**Task details:** Rewrite the records below, changing each "stat-label" to "stat-caption" and keeping everything else the same. Leave the pictures out of your answer.
### Dataset ###
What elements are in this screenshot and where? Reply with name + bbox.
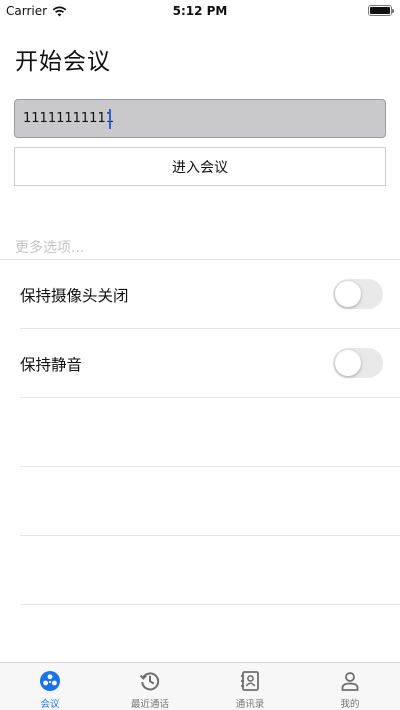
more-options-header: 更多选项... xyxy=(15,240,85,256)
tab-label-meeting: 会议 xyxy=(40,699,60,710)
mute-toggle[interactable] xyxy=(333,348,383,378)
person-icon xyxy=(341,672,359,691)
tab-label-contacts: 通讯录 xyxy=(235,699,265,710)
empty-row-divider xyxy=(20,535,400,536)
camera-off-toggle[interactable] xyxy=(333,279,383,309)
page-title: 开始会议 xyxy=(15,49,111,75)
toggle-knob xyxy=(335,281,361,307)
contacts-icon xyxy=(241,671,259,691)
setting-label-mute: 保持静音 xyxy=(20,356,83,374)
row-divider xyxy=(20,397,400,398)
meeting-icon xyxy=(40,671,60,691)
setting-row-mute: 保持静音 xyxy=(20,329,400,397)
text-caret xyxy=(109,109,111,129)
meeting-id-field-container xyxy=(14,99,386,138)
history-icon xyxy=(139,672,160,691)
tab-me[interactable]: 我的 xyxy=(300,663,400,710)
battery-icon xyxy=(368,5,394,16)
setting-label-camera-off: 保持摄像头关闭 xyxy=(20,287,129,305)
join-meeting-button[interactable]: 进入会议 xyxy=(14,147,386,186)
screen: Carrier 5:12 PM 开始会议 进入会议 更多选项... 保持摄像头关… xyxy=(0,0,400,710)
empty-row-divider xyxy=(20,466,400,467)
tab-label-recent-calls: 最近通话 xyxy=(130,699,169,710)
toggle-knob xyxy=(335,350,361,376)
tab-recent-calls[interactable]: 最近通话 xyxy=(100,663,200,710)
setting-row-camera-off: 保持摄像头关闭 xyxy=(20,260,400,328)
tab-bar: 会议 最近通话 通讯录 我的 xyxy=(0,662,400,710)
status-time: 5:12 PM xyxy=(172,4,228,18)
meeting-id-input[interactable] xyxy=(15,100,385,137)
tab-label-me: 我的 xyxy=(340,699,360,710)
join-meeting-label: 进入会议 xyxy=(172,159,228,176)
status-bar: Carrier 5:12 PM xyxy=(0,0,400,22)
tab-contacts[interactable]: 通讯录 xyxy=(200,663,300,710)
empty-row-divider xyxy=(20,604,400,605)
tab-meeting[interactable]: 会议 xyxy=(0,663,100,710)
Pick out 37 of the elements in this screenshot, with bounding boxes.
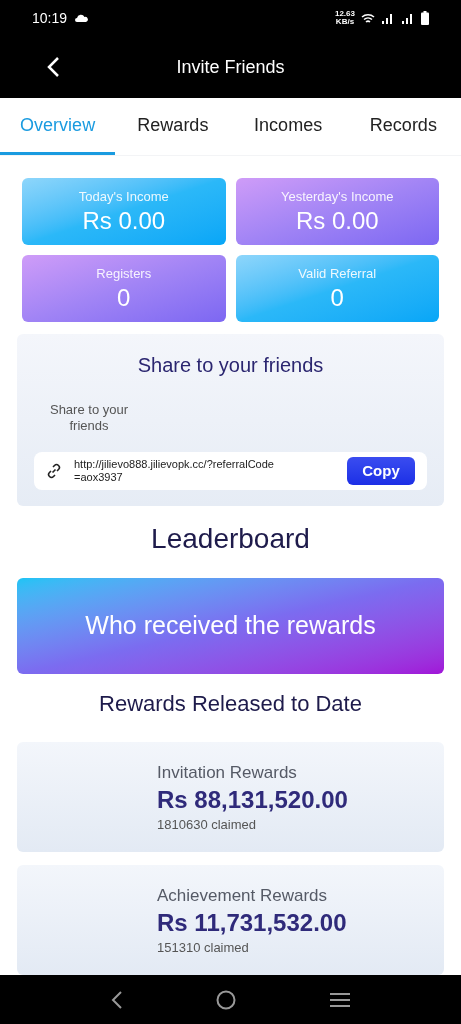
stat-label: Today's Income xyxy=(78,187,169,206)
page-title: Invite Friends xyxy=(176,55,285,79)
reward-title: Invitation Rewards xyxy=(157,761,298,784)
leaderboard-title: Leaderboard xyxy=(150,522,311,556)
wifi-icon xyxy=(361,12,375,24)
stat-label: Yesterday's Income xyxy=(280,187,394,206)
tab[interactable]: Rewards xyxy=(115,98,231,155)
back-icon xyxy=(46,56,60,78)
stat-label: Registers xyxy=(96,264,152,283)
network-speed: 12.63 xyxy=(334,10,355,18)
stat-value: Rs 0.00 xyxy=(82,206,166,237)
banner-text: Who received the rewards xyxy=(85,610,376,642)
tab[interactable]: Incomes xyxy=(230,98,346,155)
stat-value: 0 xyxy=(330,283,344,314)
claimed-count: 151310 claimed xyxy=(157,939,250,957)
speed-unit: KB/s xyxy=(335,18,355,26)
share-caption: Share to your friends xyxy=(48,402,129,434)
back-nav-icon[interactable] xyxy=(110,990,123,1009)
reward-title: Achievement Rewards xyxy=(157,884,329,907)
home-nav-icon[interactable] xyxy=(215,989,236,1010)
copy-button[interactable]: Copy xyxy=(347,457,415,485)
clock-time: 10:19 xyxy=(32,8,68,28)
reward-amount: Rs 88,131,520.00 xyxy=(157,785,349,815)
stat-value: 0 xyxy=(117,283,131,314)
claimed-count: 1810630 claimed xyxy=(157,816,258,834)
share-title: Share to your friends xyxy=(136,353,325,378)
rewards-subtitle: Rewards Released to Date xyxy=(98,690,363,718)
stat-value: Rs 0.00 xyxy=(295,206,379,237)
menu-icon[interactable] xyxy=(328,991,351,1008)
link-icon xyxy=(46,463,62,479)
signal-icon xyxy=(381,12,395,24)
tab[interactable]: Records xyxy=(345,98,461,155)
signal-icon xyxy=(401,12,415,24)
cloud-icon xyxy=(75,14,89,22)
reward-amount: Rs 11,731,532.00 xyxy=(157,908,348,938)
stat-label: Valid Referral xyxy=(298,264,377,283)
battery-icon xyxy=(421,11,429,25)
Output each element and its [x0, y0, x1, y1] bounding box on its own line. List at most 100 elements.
###
**Reply to the task:**
What elements are in this screenshot and where? Reply with name + bbox.
more-options-header: 更多选项... xyxy=(15,240,85,256)
tab-label-meeting: 会议 xyxy=(40,699,60,710)
mute-toggle[interactable] xyxy=(333,348,383,378)
person-icon xyxy=(341,672,359,691)
tab-label-contacts: 通讯录 xyxy=(235,699,265,710)
empty-row-divider xyxy=(20,535,400,536)
camera-off-toggle[interactable] xyxy=(333,279,383,309)
page-title: 开始会议 xyxy=(15,49,111,75)
toggle-knob xyxy=(335,281,361,307)
contacts-icon xyxy=(241,671,259,691)
setting-label-mute: 保持静音 xyxy=(20,356,83,374)
row-divider xyxy=(20,397,400,398)
meeting-icon xyxy=(40,671,60,691)
setting-row-mute: 保持静音 xyxy=(20,329,400,397)
text-caret xyxy=(109,109,111,129)
meeting-id-field-container xyxy=(14,99,386,138)
history-icon xyxy=(139,672,160,691)
tab-me[interactable]: 我的 xyxy=(300,663,400,710)
battery-icon xyxy=(368,5,394,16)
setting-label-camera-off: 保持摄像头关闭 xyxy=(20,287,129,305)
join-meeting-button[interactable]: 进入会议 xyxy=(14,147,386,186)
screen: Carrier 5:12 PM 开始会议 进入会议 更多选项... 保持摄像头关… xyxy=(0,0,400,710)
empty-row-divider xyxy=(20,466,400,467)
tab-label-recent-calls: 最近通话 xyxy=(130,699,169,710)
toggle-knob xyxy=(335,350,361,376)
tab-recent-calls[interactable]: 最近通话 xyxy=(100,663,200,710)
setting-row-camera-off: 保持摄像头关闭 xyxy=(20,260,400,328)
tab-bar: 会议 最近通话 通讯录 我的 xyxy=(0,662,400,710)
status-time: 5:12 PM xyxy=(172,4,228,18)
meeting-id-input[interactable] xyxy=(15,100,385,137)
tab-label-me: 我的 xyxy=(340,699,360,710)
join-meeting-label: 进入会议 xyxy=(172,159,228,176)
status-bar: Carrier 5:12 PM xyxy=(0,0,400,22)
tab-contacts[interactable]: 通讯录 xyxy=(200,663,300,710)
empty-row-divider xyxy=(20,604,400,605)
tab-meeting[interactable]: 会议 xyxy=(0,663,100,710)
Pick out 37 of the elements in this screenshot, with bounding boxes.
stat-caption: Today's Income xyxy=(78,187,169,206)
page-title: Invite Friends xyxy=(176,55,285,79)
reward-title: Invitation Rewards xyxy=(157,761,298,784)
leaderboard-title: Leaderboard xyxy=(150,522,311,556)
wifi-icon xyxy=(361,12,375,24)
stat-caption: Yesterday's Income xyxy=(280,187,394,206)
tab[interactable]: Rewards xyxy=(115,98,231,155)
back-icon xyxy=(46,56,60,78)
stat-caption: Registers xyxy=(96,264,152,283)
network-speed: 12.63 xyxy=(334,10,355,18)
stat-value: Rs 0.00 xyxy=(82,206,166,237)
banner-text: Who received the rewards xyxy=(85,610,376,642)
tab[interactable]: Incomes xyxy=(230,98,346,155)
stat-value: 0 xyxy=(330,283,344,314)
claimed-count: 151310 claimed xyxy=(157,939,250,957)
speed-unit: KB/s xyxy=(335,18,355,26)
share-caption: Share to your friends xyxy=(48,402,129,434)
back-nav-icon[interactable] xyxy=(110,990,123,1009)
reward-title: Achievement Rewards xyxy=(157,884,329,907)
home-nav-icon[interactable] xyxy=(215,989,236,1010)
copy-button[interactable]: Copy xyxy=(347,457,415,485)
clock-time: 10:19 xyxy=(32,8,68,28)
reward-amount: Rs 88,131,520.00 xyxy=(157,785,349,815)
stat-value: 0 xyxy=(117,283,131,314)
claimed-count: 1810630 claimed xyxy=(157,816,258,834)
share-title: Share to your friends xyxy=(136,353,325,378)
rewards-subtitle: Rewards Released to Date xyxy=(98,690,363,718)
stat-value: Rs 0.00 xyxy=(295,206,379,237)
menu-icon[interactable] xyxy=(328,991,351,1008)
link-icon xyxy=(46,463,62,479)
signal-icon xyxy=(381,12,395,24)
tab[interactable]: Records xyxy=(345,98,461,155)
signal-icon xyxy=(401,12,415,24)
cloud-icon xyxy=(75,14,89,22)
reward-amount: Rs 11,731,532.00 xyxy=(157,908,348,938)
stat-caption: Valid Referral xyxy=(298,264,377,283)
battery-icon xyxy=(421,11,429,25)
Output each element and its [x0, y0, x1, y1] bounding box on its own line. List at most 100 elements.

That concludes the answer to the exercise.